Task to complete: Transcribe each of the records below exactly, excluding all pictures.

Source records:
──────────
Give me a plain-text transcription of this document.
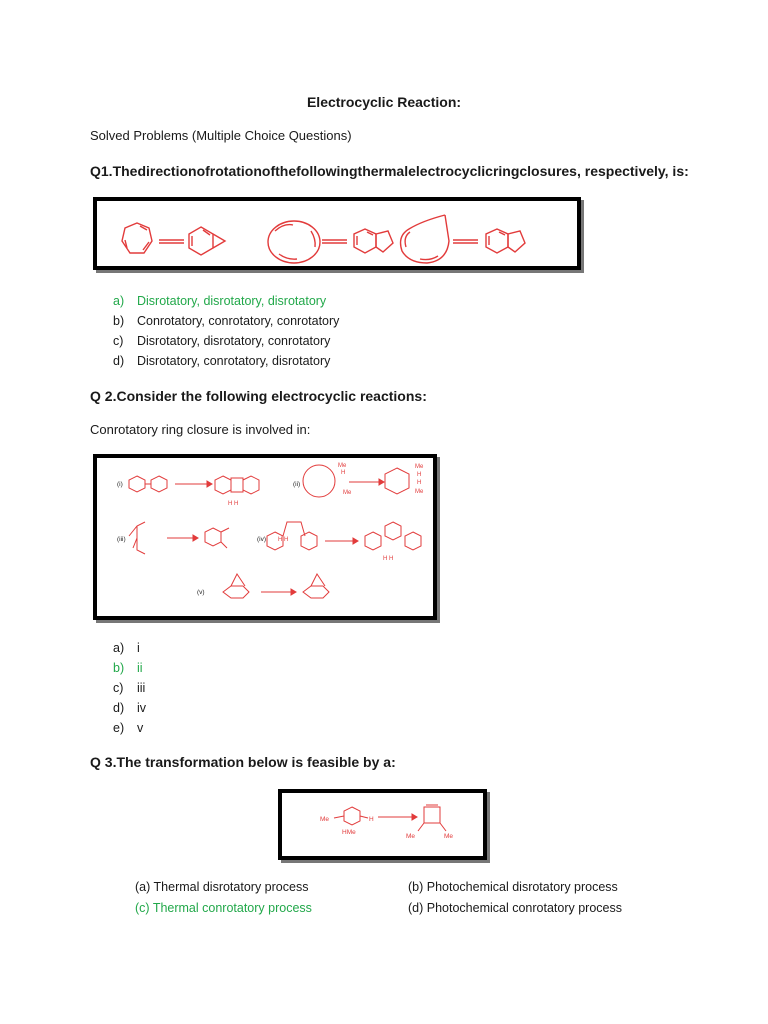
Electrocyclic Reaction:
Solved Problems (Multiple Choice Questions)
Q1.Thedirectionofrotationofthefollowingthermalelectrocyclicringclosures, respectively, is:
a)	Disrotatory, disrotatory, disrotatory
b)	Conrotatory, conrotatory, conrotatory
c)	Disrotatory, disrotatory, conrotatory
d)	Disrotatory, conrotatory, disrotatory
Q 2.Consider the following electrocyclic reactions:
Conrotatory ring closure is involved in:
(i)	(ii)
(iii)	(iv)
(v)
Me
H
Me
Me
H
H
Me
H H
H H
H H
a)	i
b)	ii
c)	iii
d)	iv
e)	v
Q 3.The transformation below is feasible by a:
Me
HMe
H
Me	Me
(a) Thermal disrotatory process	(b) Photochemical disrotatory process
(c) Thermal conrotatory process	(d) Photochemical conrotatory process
──────────
Solved problem:
Give me a plain-text transcription of this document.
Electrocyclic Reaction:
Solved Problems (Multiple Choice Questions)
Q1.Thedirectionofrotationofthefollowingthermalelectrocyclicringclosures, respectively, is:
a)	Disrotatory, disrotatory, disrotatory
b)	Conrotatory, conrotatory, conrotatory
c)	Disrotatory, disrotatory, conrotatory
d)	Disrotatory, conrotatory, disrotatory
Q 2.Consider the following electrocyclic reactions:
Conrotatory ring closure is involved in:
(i)	(ii)
(iii)	(iv)
(v)
Me
H
Me
Me
H
H
Me
H H
H H
H H
a)	i
b)	ii
c)	iii
d)	iv
e)	v
Q 3.The transformation below is feasible by a:
Me
HMe
H
Me	Me
(a) Thermal disrotatory process	(b) Photochemical disrotatory process
(c) Thermal conrotatory process	(d) Photochemical conrotatory process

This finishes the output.